Give the data again exactly as written, skipping any pictures.

======== Data in this exercise ========

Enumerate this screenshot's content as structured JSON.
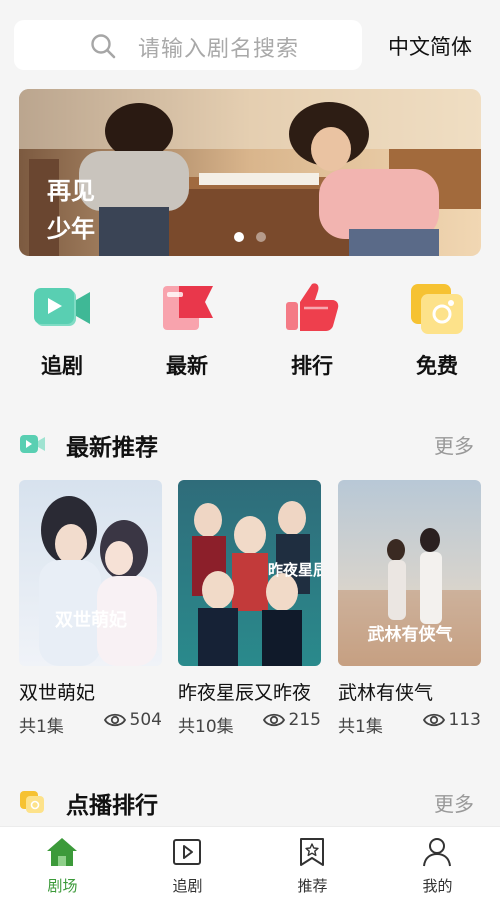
{
  "search": {
    "placeholder": "请输入剧名搜索"
  },
  "language_label": "中文简体",
  "banner": {
    "overlay_text": "再见少年",
    "active_index": 0,
    "count": 2
  },
  "quick_nav": [
    {
      "label": "追剧",
      "icon": "video-camera-icon",
      "color": "#45c8a8"
    },
    {
      "label": "最新",
      "icon": "flag-icon",
      "color": "#ef4a5c"
    },
    {
      "label": "排行",
      "icon": "thumbs-up-icon",
      "color": "#ee3f4d"
    },
    {
      "label": "免费",
      "icon": "coupon-icon",
      "color": "#f6c232"
    }
  ],
  "latest_section": {
    "title": "最新推荐",
    "more": "更多"
  },
  "cards": [
    {
      "title": "双世萌妃",
      "episodes": "共1集",
      "views": "504",
      "poster_text": "双世萌妃"
    },
    {
      "title": "昨夜星辰又昨夜",
      "episodes": "共10集",
      "views": "215",
      "poster_text": "昨夜星辰又一年"
    },
    {
      "title": "武林有侠气",
      "episodes": "共1集",
      "views": "113",
      "poster_text": "武林有侠气"
    }
  ],
  "ranking_section": {
    "title": "点播排行",
    "more": "更多"
  },
  "tabbar": [
    {
      "label": "剧场",
      "icon": "home-icon",
      "active": true
    },
    {
      "label": "追剧",
      "icon": "play-square-icon",
      "active": false
    },
    {
      "label": "推荐",
      "icon": "bookmark-star-icon",
      "active": false
    },
    {
      "label": "我的",
      "icon": "user-icon",
      "active": false
    }
  ],
  "colors": {
    "accent": "#3c9a3a",
    "background": "#f5f5f5"
  }
}
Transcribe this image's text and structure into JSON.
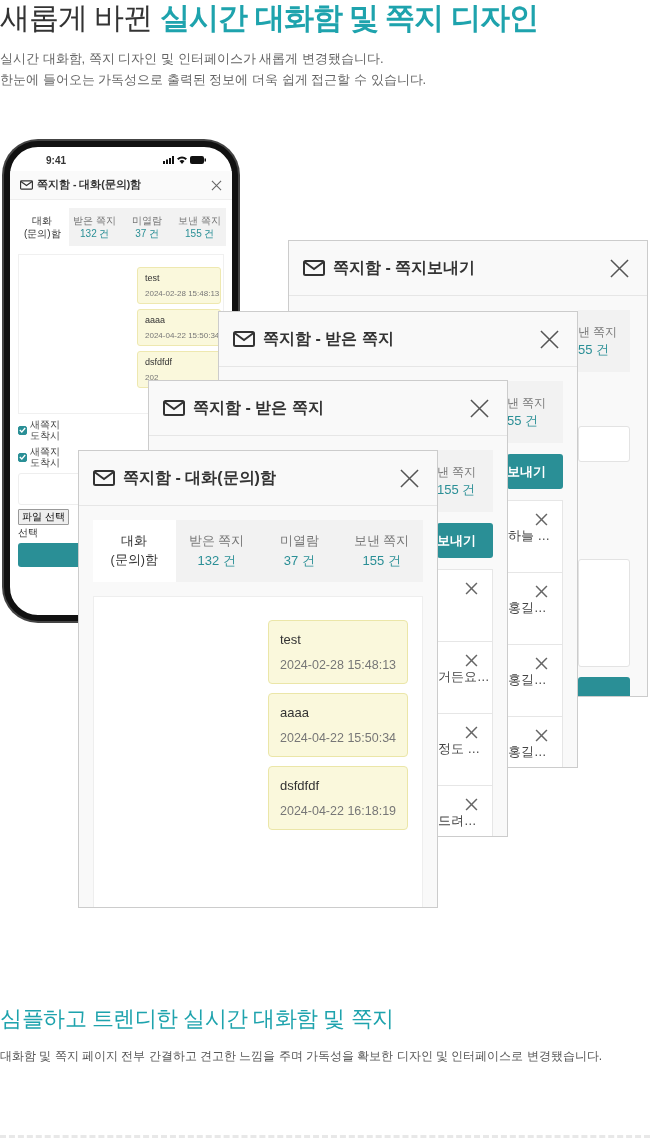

========

▶ **Expected answer**:
Enumerate this screenshot's content as structured JSON.
{
  "search": {
    "placeholder": "请输入剧名搜索"
  },
  "language_label": "中文简体",
  "banner": {
    "overlay_text": "再见少年",
    "active_index": 0,
    "count": 2
  },
  "quick_nav": [
    {
      "label": "追剧",
      "icon": "video-camera-icon",
      "color": "#45c8a8"
    },
    {
      "label": "最新",
      "icon": "flag-icon",
      "color": "#ef4a5c"
    },
    {
      "label": "排行",
      "icon": "thumbs-up-icon",
      "color": "#ee3f4d"
    },
    {
      "label": "免费",
      "icon": "coupon-icon",
      "color": "#f6c232"
    }
  ],
  "latest_section": {
    "title": "最新推荐",
    "more": "更多"
  },
  "cards": [
    {
      "title": "双世萌妃",
      "episodes": "共1集",
      "views": "504",
      "poster_text": "双世萌妃"
    },
    {
      "title": "昨夜星辰又昨夜",
      "episodes": "共10集",
      "views": "215",
      "poster_text": "昨夜星辰又一年"
    },
    {
      "title": "武林有侠气",
      "episodes": "共1集",
      "views": "113",
      "poster_text": "武林有侠气"
    }
  ],
  "ranking_section": {
    "title": "点播排行",
    "more": "更多"
  },
  "tabbar": [
    {
      "label": "剧场",
      "icon": "home-icon",
      "active": true
    },
    {
      "label": "追剧",
      "icon": "play-square-icon",
      "active": false
    },
    {
      "label": "推荐",
      "icon": "bookmark-star-icon",
      "active": false
    },
    {
      "label": "我的",
      "icon": "user-icon",
      "active": false
    }
  ],
  "colors": {
    "accent": "#3c9a3a",
    "background": "#f5f5f5"
  }
}
Transcribe this image's text and structure into JSON.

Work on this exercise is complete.